Directions – Identify every line in the records below that contains the word "ସଫଳତ", and copy each of those lines.

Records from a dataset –
%%

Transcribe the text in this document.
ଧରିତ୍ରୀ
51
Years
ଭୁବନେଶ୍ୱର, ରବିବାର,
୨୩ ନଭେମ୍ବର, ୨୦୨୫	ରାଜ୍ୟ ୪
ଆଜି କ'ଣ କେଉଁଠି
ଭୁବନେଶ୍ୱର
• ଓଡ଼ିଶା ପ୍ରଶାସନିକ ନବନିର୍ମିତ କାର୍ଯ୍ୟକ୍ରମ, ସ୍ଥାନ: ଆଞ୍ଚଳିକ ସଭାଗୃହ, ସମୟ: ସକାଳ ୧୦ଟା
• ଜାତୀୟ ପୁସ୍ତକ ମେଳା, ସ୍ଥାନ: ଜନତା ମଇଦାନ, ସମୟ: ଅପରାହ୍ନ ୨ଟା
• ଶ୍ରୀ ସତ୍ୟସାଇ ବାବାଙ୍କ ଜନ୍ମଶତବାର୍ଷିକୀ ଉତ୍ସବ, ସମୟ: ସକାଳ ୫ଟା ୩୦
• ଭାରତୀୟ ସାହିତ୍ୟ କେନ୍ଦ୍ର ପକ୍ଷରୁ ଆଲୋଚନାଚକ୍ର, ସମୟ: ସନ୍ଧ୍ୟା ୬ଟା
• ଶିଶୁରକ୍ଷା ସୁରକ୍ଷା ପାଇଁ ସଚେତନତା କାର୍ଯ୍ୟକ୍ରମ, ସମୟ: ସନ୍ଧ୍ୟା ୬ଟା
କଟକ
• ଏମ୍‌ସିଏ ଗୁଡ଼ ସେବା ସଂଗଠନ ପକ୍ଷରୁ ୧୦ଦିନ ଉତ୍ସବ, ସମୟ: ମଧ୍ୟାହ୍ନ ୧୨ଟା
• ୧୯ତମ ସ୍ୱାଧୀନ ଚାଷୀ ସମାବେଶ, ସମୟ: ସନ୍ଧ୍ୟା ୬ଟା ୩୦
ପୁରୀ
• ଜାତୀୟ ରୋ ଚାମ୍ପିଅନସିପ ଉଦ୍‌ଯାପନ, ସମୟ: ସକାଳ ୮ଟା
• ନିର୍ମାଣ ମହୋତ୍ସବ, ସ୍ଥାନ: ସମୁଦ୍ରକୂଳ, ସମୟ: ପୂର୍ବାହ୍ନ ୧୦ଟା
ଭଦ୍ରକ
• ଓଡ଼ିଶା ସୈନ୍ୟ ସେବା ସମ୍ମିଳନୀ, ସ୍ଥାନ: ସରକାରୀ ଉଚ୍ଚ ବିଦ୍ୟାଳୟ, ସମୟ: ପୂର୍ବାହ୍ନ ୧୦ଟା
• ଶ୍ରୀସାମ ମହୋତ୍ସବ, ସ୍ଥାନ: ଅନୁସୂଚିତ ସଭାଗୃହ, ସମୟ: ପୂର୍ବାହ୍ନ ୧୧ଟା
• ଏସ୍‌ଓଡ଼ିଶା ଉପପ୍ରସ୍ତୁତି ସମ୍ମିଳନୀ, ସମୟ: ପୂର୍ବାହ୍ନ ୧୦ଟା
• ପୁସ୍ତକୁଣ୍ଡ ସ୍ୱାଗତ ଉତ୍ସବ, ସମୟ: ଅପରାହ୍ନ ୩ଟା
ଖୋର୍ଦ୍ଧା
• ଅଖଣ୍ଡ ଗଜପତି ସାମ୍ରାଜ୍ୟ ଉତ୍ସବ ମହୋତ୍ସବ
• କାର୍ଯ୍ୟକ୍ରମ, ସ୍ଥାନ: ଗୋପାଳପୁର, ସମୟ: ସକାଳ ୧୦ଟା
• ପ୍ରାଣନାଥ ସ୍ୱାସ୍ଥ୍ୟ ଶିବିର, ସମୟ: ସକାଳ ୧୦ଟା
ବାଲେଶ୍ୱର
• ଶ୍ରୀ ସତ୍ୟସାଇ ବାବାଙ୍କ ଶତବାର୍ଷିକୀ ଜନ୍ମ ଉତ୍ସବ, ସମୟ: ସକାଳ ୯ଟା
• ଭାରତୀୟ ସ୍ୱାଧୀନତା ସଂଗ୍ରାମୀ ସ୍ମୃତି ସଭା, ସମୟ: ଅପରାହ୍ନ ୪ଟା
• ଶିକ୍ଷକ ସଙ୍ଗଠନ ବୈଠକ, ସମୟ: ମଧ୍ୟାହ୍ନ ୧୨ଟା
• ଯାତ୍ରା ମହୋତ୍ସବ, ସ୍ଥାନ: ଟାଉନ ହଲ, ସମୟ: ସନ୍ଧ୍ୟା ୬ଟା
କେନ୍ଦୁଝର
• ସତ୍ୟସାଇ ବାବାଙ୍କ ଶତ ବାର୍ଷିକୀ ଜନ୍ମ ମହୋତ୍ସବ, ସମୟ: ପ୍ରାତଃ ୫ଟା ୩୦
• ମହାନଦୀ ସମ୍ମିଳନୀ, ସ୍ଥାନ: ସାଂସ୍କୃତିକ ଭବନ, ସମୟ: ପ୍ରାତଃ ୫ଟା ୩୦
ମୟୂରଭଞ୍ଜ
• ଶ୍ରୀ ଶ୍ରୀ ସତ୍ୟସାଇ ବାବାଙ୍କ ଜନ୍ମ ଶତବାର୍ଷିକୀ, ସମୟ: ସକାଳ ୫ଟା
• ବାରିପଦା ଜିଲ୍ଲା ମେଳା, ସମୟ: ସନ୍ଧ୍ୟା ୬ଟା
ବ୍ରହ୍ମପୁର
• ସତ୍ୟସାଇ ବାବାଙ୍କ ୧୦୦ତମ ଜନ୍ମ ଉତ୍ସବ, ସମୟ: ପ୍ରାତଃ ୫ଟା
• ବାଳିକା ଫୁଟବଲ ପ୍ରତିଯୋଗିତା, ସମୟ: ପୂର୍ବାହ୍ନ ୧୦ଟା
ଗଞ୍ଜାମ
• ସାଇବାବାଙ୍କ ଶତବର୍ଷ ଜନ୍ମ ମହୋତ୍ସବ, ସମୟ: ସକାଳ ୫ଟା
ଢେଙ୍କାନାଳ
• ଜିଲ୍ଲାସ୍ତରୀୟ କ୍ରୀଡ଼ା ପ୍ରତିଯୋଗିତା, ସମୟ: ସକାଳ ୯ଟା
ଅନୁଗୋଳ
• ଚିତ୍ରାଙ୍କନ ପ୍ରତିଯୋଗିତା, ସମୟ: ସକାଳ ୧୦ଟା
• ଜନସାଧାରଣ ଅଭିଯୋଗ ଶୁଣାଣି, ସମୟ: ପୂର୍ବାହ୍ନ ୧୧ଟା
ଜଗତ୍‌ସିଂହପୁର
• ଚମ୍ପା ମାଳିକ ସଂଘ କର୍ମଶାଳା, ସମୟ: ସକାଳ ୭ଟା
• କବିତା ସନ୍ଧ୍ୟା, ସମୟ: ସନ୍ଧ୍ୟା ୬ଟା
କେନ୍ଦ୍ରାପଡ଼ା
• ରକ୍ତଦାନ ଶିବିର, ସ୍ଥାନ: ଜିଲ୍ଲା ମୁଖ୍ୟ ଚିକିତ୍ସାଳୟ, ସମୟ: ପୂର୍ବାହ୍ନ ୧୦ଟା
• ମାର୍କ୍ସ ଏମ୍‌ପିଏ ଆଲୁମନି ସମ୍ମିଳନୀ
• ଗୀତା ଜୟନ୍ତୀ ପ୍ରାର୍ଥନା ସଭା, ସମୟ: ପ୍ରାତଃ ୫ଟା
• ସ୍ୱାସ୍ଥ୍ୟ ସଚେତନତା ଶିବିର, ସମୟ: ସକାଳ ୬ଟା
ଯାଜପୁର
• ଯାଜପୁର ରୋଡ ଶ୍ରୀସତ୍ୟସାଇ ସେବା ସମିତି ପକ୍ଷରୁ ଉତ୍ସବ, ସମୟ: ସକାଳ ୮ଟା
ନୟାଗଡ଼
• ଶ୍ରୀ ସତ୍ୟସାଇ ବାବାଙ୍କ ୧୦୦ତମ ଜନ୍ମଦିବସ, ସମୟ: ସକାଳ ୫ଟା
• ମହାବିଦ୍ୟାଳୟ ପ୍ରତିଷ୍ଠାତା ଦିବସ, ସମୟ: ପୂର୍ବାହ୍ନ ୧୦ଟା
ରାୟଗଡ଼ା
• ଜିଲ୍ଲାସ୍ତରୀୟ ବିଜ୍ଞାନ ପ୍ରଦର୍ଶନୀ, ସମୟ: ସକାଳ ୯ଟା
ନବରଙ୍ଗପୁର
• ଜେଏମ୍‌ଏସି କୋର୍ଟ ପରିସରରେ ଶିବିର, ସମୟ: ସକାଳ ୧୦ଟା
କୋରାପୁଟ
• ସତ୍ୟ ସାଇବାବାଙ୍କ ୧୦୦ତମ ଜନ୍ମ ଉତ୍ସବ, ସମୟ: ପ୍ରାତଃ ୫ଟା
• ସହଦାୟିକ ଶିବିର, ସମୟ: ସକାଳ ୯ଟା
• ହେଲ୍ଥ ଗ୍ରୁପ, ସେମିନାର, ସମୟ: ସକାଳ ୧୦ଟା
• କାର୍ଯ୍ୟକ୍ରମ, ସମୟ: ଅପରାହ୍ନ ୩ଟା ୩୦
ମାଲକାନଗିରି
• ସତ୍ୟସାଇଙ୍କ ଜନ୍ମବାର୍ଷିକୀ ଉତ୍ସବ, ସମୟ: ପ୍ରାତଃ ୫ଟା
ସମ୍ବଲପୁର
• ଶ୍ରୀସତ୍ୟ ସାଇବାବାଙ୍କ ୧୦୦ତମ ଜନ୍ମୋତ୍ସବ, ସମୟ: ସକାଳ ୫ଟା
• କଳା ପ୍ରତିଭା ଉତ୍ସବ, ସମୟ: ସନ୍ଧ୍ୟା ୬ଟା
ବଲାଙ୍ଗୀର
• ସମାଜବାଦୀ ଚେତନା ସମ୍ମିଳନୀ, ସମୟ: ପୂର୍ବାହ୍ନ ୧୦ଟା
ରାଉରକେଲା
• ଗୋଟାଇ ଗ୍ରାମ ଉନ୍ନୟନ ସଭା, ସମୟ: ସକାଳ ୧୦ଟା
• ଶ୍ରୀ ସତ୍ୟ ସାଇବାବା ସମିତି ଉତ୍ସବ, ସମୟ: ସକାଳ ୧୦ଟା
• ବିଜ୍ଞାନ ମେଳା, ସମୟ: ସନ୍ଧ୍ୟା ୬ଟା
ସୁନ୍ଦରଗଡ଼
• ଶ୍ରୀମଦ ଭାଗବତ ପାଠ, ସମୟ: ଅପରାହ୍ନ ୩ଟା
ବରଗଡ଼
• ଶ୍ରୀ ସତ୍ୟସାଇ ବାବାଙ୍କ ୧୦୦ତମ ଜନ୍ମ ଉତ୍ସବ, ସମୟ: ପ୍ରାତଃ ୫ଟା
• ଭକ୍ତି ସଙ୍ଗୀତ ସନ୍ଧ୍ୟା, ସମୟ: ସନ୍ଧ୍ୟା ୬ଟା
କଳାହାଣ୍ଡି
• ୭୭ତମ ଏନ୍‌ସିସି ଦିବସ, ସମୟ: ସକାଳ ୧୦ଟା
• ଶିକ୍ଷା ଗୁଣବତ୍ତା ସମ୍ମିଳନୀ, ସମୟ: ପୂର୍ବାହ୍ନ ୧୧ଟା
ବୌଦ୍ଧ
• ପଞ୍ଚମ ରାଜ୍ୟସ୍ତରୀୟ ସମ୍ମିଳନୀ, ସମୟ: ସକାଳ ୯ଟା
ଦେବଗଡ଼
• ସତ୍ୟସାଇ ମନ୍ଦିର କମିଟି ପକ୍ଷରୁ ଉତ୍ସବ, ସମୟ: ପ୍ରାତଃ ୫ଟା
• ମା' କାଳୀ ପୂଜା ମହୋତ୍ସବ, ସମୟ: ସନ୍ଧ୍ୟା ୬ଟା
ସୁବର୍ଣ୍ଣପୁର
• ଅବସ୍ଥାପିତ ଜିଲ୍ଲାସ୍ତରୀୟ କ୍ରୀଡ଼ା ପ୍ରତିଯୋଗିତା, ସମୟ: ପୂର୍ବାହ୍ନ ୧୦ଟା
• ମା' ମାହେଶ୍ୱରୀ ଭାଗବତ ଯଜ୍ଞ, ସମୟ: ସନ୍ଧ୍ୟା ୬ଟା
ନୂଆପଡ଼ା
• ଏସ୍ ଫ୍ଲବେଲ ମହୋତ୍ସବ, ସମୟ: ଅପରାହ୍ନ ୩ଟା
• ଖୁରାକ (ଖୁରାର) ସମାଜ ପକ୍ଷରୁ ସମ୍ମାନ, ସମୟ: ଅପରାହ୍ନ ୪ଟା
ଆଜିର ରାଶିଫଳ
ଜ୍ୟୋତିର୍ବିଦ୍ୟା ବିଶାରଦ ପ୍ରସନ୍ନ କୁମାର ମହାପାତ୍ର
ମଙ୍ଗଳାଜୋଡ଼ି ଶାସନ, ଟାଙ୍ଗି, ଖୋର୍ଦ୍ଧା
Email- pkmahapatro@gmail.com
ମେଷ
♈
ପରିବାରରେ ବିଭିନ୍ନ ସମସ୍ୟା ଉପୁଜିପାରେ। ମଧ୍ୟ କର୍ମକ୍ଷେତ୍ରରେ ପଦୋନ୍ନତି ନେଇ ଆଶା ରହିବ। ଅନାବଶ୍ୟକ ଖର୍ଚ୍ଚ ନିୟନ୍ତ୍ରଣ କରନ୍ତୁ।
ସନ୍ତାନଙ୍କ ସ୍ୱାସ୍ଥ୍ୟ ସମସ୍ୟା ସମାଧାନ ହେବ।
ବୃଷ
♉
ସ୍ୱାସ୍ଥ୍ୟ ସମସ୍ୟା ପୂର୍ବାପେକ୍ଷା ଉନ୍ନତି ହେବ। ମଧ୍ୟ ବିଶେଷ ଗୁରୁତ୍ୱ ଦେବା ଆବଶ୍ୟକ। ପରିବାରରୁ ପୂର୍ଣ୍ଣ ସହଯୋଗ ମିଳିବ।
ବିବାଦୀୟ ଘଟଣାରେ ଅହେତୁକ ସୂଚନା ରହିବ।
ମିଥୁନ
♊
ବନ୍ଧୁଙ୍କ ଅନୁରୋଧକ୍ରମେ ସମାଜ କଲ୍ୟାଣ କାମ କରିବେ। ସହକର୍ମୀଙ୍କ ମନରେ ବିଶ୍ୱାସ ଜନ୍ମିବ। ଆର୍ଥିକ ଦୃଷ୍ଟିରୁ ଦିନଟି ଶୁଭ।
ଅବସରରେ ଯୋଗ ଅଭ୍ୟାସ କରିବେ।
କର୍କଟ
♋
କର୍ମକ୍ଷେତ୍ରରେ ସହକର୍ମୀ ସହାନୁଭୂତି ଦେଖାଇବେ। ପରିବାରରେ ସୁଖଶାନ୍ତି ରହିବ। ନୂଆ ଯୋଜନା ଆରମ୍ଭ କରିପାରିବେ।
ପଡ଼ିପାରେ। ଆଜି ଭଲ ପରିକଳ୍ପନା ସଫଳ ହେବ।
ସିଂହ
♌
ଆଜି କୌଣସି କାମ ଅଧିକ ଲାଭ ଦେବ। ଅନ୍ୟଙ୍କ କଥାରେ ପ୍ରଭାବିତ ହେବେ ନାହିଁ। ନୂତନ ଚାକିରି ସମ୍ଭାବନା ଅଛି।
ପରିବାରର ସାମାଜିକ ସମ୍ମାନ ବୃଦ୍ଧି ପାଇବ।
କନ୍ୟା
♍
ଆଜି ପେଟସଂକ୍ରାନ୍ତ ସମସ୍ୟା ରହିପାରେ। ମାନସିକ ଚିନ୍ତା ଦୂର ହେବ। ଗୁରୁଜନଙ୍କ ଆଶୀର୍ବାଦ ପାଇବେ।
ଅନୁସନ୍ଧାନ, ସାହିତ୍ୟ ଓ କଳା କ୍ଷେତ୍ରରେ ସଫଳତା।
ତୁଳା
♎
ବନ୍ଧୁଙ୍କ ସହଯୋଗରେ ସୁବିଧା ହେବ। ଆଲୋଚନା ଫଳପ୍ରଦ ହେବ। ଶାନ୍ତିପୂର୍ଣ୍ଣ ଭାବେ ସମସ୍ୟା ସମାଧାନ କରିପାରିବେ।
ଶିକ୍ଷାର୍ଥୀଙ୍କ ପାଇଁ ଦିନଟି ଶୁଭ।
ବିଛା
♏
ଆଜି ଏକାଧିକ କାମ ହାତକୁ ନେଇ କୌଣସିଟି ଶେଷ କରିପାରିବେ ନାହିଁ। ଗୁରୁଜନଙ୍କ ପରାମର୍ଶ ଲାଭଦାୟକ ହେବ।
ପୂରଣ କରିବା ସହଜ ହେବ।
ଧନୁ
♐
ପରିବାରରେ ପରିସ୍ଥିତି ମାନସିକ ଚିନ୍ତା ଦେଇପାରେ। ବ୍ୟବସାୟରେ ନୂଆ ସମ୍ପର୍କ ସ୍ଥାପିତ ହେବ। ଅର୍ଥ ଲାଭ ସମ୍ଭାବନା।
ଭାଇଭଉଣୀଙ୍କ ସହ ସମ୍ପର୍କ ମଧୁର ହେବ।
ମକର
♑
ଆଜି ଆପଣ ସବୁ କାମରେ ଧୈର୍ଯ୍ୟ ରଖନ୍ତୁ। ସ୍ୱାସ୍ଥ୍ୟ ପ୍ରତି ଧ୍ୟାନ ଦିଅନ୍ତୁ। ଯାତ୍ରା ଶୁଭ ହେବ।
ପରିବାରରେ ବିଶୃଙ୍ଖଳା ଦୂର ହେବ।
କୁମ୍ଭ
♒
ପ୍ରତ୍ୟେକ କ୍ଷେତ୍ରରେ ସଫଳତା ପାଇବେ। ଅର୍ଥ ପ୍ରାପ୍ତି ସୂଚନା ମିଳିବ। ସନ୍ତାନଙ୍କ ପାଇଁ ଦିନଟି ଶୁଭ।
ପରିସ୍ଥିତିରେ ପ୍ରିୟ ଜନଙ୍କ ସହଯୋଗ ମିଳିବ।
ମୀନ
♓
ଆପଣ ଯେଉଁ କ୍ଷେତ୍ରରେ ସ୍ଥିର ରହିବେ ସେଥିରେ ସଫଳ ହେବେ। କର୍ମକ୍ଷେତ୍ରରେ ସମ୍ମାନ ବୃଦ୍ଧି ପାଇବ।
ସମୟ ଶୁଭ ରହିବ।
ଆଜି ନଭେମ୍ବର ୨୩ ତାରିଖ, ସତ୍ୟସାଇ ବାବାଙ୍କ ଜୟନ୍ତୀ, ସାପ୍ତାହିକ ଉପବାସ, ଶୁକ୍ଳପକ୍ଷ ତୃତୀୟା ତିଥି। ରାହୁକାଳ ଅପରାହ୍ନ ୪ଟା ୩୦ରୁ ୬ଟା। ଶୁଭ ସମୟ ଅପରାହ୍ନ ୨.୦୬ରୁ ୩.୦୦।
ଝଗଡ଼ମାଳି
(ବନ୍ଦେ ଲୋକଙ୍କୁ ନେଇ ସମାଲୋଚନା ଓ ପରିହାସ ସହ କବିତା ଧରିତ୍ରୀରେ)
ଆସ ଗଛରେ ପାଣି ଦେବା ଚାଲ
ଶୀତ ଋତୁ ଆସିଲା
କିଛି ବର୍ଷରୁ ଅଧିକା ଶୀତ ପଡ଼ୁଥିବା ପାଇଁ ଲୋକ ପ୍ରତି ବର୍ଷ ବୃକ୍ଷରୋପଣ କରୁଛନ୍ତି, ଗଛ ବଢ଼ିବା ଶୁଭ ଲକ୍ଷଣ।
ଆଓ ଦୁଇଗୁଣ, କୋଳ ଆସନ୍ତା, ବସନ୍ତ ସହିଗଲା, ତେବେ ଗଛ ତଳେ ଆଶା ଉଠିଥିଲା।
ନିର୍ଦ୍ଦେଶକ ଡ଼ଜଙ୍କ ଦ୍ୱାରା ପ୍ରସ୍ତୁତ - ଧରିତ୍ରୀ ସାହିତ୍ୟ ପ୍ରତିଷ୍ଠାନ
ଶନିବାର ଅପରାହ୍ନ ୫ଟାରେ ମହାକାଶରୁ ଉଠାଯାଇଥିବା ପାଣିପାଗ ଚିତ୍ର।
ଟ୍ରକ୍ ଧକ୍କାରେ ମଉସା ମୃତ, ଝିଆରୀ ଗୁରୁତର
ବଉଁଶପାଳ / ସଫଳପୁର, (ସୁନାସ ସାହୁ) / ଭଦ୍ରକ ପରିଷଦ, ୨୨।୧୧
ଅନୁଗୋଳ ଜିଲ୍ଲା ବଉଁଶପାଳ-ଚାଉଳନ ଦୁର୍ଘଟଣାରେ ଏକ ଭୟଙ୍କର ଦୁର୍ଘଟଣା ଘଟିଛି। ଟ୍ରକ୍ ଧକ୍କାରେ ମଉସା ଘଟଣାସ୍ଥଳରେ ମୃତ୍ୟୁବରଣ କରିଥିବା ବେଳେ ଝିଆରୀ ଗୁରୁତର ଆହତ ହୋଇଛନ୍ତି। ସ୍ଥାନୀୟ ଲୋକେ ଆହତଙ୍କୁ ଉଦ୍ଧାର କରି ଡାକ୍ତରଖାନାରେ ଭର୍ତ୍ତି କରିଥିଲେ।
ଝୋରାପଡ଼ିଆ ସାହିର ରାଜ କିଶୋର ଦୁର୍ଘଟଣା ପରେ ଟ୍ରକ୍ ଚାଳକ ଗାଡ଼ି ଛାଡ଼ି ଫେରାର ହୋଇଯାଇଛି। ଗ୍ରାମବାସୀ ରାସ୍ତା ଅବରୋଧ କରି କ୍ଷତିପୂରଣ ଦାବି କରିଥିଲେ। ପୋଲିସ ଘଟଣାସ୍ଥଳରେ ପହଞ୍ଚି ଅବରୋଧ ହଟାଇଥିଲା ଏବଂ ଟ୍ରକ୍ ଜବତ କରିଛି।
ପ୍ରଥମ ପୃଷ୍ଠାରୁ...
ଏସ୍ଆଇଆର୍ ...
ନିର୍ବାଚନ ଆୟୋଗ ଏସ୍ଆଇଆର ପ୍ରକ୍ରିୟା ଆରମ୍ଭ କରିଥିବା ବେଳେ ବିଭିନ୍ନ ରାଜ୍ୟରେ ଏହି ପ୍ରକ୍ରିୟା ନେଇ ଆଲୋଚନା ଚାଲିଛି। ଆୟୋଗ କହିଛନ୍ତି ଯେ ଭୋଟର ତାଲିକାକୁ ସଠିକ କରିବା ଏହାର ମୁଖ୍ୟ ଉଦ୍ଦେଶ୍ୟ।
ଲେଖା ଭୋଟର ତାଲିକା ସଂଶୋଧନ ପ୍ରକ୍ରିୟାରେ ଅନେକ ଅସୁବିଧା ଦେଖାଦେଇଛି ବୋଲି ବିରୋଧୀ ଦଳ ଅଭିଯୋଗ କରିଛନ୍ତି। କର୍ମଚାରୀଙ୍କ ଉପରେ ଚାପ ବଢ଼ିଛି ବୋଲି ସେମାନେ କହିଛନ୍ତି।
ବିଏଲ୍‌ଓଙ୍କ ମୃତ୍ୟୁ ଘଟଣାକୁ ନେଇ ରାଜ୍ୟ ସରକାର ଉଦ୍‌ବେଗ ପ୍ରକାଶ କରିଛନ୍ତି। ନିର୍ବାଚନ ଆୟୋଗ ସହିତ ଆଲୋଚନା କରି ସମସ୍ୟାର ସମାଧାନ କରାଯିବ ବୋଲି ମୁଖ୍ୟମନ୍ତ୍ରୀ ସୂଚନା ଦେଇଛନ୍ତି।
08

%%

Task response –
ଅନୁସନ୍ଧାନ, ସାହିତ୍ୟ ଓ କଳା କ୍ଷେତ୍ରରେ ସଫଳତା।
ପ୍ରତ୍ୟେକ କ୍ଷେତ୍ରରେ ସଫଳତା ପାଇବେ। ଅର୍ଥ ପ୍ରାପ୍ତି ସୂଚନା ମିଳିବ। ସନ୍ତାନଙ୍କ ପାଇଁ ଦିନଟି ଶୁଭ।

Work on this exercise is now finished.